▶ **YOUR TASK**
Where a line of the listing below includes the word "cette", reproduce that line.

▶ **SUPPLIED MATERIAL**
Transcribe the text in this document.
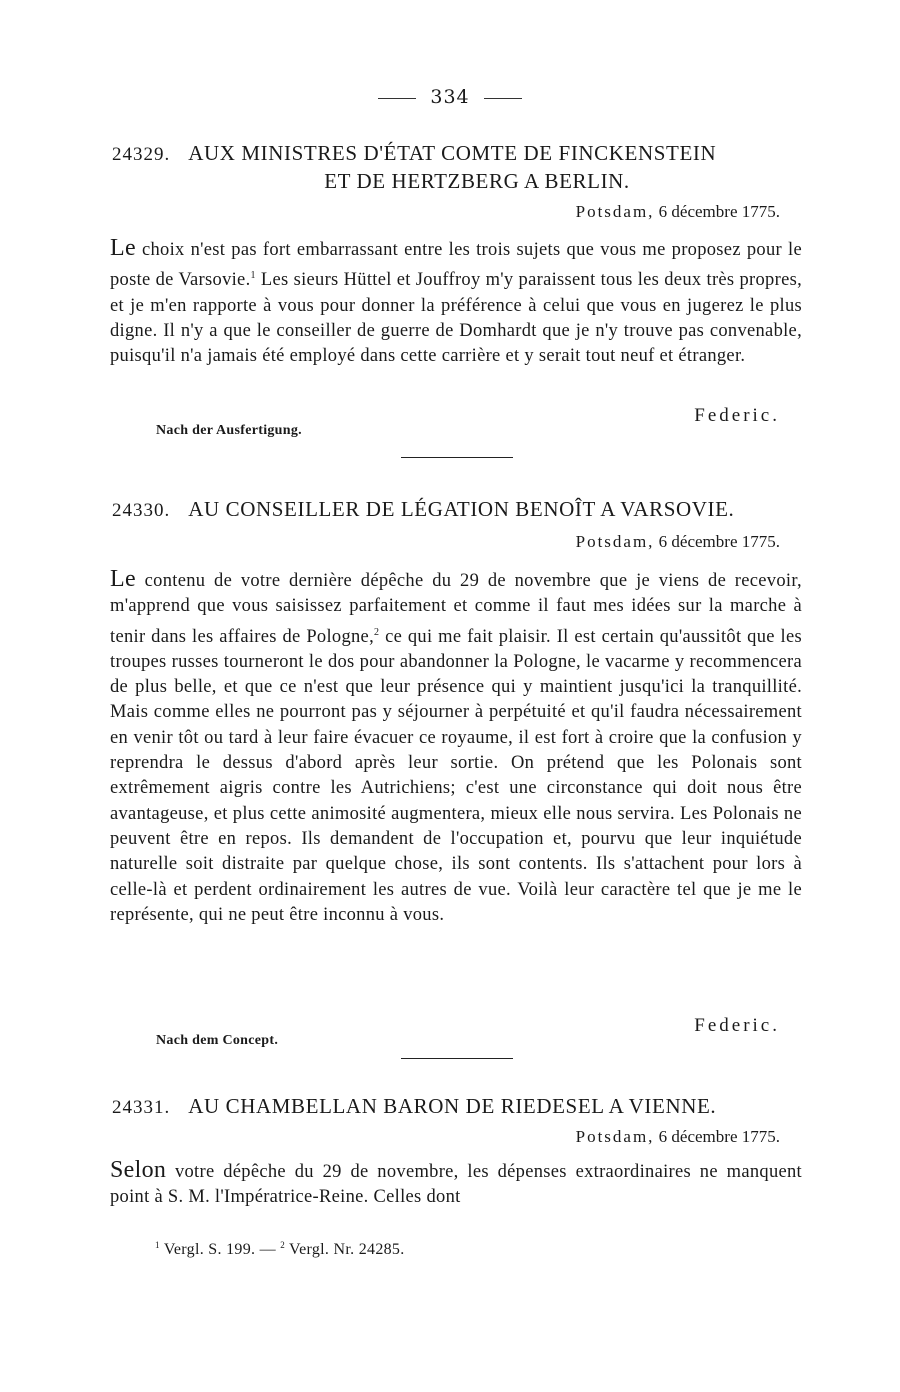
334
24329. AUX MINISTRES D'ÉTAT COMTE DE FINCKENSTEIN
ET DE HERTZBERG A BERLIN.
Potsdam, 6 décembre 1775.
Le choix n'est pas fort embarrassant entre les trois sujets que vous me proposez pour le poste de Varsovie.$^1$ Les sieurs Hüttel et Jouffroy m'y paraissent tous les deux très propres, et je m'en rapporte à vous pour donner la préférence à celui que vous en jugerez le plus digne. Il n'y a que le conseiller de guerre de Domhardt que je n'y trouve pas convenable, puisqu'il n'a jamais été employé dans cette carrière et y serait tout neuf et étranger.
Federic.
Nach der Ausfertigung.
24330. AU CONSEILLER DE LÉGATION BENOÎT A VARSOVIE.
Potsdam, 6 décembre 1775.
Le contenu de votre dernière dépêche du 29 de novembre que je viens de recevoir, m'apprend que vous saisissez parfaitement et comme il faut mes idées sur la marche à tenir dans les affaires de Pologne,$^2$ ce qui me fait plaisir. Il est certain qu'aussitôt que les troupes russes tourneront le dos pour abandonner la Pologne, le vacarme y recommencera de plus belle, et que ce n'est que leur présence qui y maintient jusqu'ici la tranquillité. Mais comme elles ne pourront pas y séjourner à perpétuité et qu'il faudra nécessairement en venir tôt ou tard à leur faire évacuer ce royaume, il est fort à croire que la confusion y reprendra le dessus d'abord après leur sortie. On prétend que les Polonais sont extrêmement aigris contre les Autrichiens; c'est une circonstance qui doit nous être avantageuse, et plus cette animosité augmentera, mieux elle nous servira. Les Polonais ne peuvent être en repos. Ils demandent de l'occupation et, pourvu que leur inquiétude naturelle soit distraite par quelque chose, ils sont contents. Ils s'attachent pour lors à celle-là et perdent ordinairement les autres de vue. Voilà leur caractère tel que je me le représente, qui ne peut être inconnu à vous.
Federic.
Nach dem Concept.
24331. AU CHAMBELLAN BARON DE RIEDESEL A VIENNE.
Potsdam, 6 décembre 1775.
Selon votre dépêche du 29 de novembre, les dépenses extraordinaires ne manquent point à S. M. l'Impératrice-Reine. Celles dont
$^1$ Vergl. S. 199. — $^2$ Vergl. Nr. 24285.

▶ **THE RESPONSE**
Le choix n'est pas fort embarrassant entre les trois sujets que vous me proposez pour le poste de Varsovie.$^1$ Les sieurs Hüttel et Jouffroy m'y paraissent tous les deux très propres, et je m'en rapporte à vous pour donner la préférence à celui que vous en jugerez le plus digne. Il n'y a que le conseiller de guerre de Domhardt que je n'y trouve pas convenable, puisqu'il n'a jamais été employé dans cette carrière et y serait tout neuf et étranger.
Le contenu de votre dernière dépêche du 29 de novembre que je viens de recevoir, m'apprend que vous saisissez parfaitement et comme il faut mes idées sur la marche à tenir dans les affaires de Pologne,$^2$ ce qui me fait plaisir. Il est certain qu'aussitôt que les troupes russes tourneront le dos pour abandonner la Pologne, le vacarme y recommencera de plus belle, et que ce n'est que leur présence qui y maintient jusqu'ici la tranquillité. Mais comme elles ne pourront pas y séjourner à perpétuité et qu'il faudra nécessairement en venir tôt ou tard à leur faire évacuer ce royaume, il est fort à croire que la confusion y reprendra le dessus d'abord après leur sortie. On prétend que les Polonais sont extrêmement aigris contre les Autrichiens; c'est une circonstance qui doit nous être avantageuse, et plus cette animosité augmentera, mieux elle nous servira. Les Polonais ne peuvent être en repos. Ils demandent de l'occupation et, pourvu que leur inquiétude naturelle soit distraite par quelque chose, ils sont contents. Ils s'attachent pour lors à celle-là et perdent ordinairement les autres de vue. Voilà leur caractère tel que je me le représente, qui ne peut être inconnu à vous.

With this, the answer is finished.